Non-Sensex stocks lose interest

Chennai March 29 The 12-per cent fall in the Sensex between February 9 and March 28, was accompanied by a shift in the centre of gravity between Sensex stocks and non-Sensex stocks; a relative shift of investor interest towards the former..

Sensex counters saw a turnover of Rs 79,000 crore in January, 41 per cent of the total turnover of Rs 1,90,000 crore in the 500 S&P CNX stocks, in which Sensex stocks, too, are included.

This was below the corresponding figure of 47 per cent registered in 2006.

But in February, the figure rose a notch above the 2006 level, to 48 per cent.

Cumulative turnover in the 30 Sensex stocks in March (up to March 28) was 63 per cent of total CNX 500 turnover. Turnover for the 30 Sensex stocks was Rs 78,000 crore while the turnover for the remaining 470 stocks combined was only Rs 46,000 crore.

When the Sensex tumbled quite steeply on March 7, 15 and 22, turnover in Sensex stocks was double that for other stocks included in CNX 500, two and a half times as much on March 26, and thrice as much on March 28.

The 10-per cent fall in the CNX 500 between February 9 and March 28 was accompanied by a 35-per cent drop in turnover; March turnover was Rs 64,000 crore below January. The Sensex fell 12 per cent. But turnover hardly dropped at all. It was Rs 79,000 crore in January, and Rs 78,000 crore in March.

Why were Sensex stocks able to do brisk business, while turnover in non-Sensex stocks fell so sharply?

According to the logic of demand and supply, it is natural for people to want to buy more now, when prices are falling. But why are people selling? Perhaps the best answer was given by Lord Keynes, the only Nobel Laureate in Economics, ever, to make a fortune on the stock market. He made his money, he said, by studying the track record of investors, not the track record of the stocks they invested in.

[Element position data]
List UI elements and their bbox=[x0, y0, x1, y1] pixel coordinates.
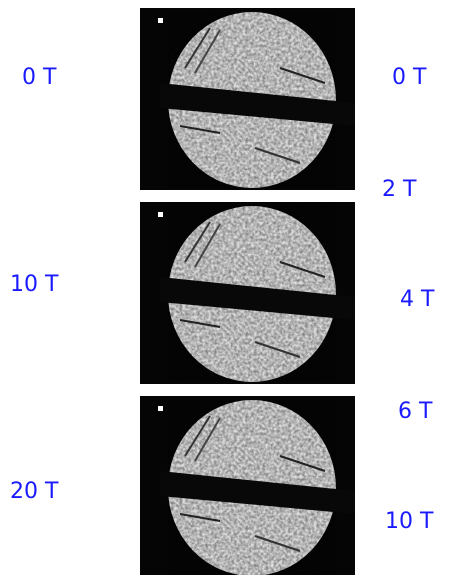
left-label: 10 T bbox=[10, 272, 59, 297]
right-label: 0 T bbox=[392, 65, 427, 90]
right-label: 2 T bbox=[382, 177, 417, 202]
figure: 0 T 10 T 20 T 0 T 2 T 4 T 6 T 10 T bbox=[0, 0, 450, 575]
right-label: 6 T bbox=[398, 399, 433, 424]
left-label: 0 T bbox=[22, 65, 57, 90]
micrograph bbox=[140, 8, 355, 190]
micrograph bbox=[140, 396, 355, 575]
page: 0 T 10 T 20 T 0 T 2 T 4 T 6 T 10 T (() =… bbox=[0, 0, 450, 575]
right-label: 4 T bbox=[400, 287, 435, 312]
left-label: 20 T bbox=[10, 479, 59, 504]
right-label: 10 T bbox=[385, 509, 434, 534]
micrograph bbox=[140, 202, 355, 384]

* * *

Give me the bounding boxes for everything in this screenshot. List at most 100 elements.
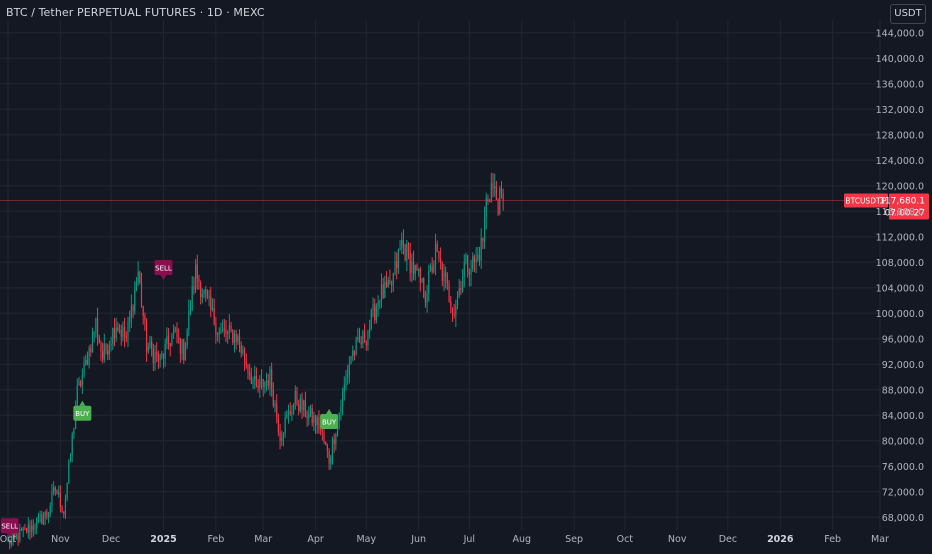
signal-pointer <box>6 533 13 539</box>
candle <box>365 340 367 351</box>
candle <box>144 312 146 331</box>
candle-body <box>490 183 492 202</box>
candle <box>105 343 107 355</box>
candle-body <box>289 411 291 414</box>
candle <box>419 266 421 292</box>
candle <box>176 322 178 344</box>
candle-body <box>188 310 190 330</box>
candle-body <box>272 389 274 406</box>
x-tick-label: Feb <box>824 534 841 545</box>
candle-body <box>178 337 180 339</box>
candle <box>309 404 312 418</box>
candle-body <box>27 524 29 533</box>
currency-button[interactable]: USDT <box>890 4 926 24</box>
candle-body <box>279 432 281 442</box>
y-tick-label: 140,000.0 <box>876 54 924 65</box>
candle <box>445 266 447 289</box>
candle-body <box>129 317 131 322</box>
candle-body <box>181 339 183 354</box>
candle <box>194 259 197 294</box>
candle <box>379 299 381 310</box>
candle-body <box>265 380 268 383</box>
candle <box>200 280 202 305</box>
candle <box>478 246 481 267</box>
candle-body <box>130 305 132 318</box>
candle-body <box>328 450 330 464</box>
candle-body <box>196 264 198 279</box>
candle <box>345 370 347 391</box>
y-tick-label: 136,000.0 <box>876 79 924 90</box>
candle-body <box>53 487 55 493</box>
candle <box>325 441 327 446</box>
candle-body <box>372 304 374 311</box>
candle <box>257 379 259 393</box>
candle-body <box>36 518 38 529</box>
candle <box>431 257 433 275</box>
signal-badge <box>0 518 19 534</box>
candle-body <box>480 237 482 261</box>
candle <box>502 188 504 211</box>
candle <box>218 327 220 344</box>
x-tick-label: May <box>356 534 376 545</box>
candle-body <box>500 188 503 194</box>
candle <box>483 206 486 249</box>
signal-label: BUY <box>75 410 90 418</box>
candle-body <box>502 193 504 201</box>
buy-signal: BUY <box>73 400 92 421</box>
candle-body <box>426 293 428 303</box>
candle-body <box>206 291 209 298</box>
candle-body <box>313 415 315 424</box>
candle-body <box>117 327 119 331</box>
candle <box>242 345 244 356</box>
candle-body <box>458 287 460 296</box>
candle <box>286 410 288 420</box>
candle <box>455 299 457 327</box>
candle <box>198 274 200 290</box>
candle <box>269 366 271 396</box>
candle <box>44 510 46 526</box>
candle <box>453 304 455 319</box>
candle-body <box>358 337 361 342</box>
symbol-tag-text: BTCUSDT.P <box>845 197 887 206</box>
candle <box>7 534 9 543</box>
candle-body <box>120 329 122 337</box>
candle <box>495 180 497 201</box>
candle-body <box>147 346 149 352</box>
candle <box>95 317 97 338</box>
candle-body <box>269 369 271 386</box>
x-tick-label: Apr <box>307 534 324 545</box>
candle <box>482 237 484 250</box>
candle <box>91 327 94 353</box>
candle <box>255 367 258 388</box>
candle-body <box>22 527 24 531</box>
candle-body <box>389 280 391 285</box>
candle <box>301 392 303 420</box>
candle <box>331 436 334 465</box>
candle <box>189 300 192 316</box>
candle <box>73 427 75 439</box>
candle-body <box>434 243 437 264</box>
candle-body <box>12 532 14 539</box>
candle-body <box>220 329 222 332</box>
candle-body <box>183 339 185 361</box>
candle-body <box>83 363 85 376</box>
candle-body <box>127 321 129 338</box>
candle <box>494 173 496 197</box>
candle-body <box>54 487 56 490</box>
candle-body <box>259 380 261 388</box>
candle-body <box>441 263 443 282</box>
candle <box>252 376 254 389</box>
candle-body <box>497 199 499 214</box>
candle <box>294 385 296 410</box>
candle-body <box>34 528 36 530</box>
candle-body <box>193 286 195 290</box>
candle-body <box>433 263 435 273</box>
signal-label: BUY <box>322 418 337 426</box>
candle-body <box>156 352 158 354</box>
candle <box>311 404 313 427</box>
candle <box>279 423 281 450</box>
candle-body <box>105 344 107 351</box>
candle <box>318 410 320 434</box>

What to produce
Answer these questions using the article on Sensex stock turnover:
(a) What share of total CNX 500 turnover did Sensex stocks account for in February?
(b) By what percentage did the CNX 500 fall between February 9 and March 28?
(c) On March 28, how did turnover in Sensex stocks compare with turnover in the other CNX 500 stocks?
The items are not needed for this work.

Result
(a) 48 per cent
(b) 10 per cent
(c) It was three times as much.